start ROWS
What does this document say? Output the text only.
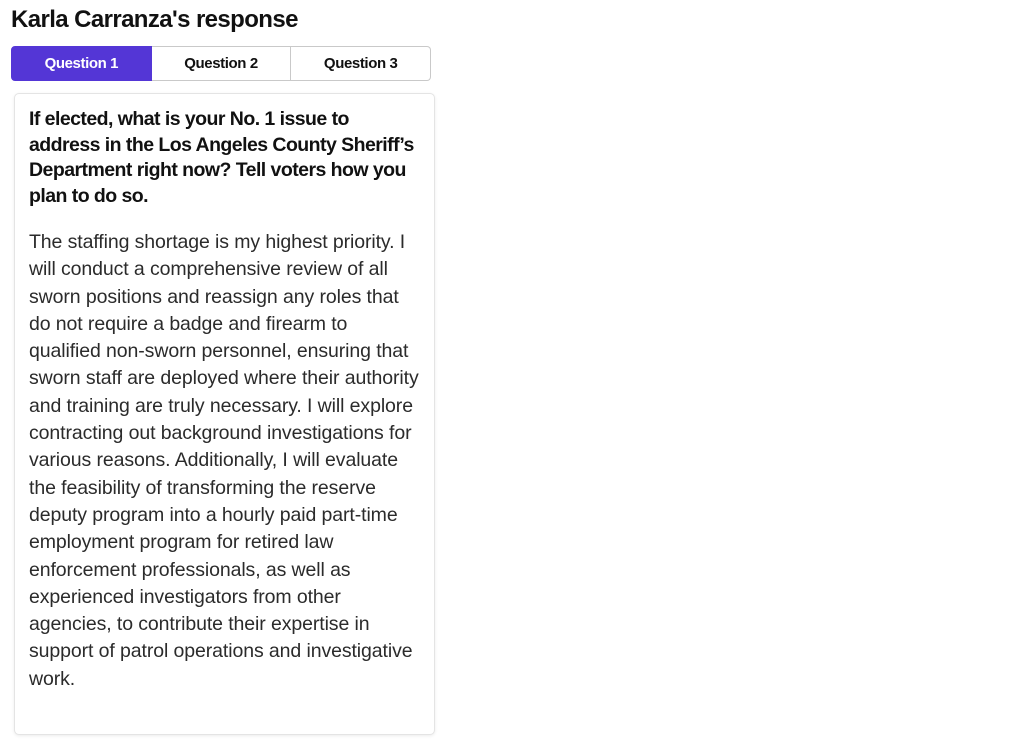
Karla Carranza's response
Question 1	Question 2	Question 3

If elected, what is your No. 1 issue to address in the Los Angeles County Sheriff’s Department right now? Tell voters how you plan to do so.

The staffing shortage is my highest priority. I will conduct a comprehensive review of all sworn positions and reassign any roles that do not require a badge and firearm to qualified non-sworn personnel, ensuring that sworn staff are deployed where their authority and training are truly necessary. I will explore contracting out background investigations for various reasons. Additionally, I will evaluate the feasibility of transforming the reserve deputy program into a hourly paid part-time employment program for retired law enforcement professionals, as well as experienced investigators from other agencies, to contribute their expertise in support of patrol operations and investigative work.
end ROWS
• TO DO
Exclude every picture and copy the remaining data exactly.

• SOLUTION FOR THIS EXERCISE
What does this document say? Output the text only.
Karla Carranza's response
Question 1	Question 2	Question 3

If elected, what is your No. 1 issue to address in the Los Angeles County Sheriff’s Department right now? Tell voters how you plan to do so.

The staffing shortage is my highest priority. I will conduct a comprehensive review of all sworn positions and reassign any roles that do not require a badge and firearm to qualified non-sworn personnel, ensuring that sworn staff are deployed where their authority and training are truly necessary. I will explore contracting out background investigations for various reasons. Additionally, I will evaluate the feasibility of transforming the reserve deputy program into a hourly paid part-time employment program for retired law enforcement professionals, as well as experienced investigators from other agencies, to contribute their expertise in support of patrol operations and investigative work.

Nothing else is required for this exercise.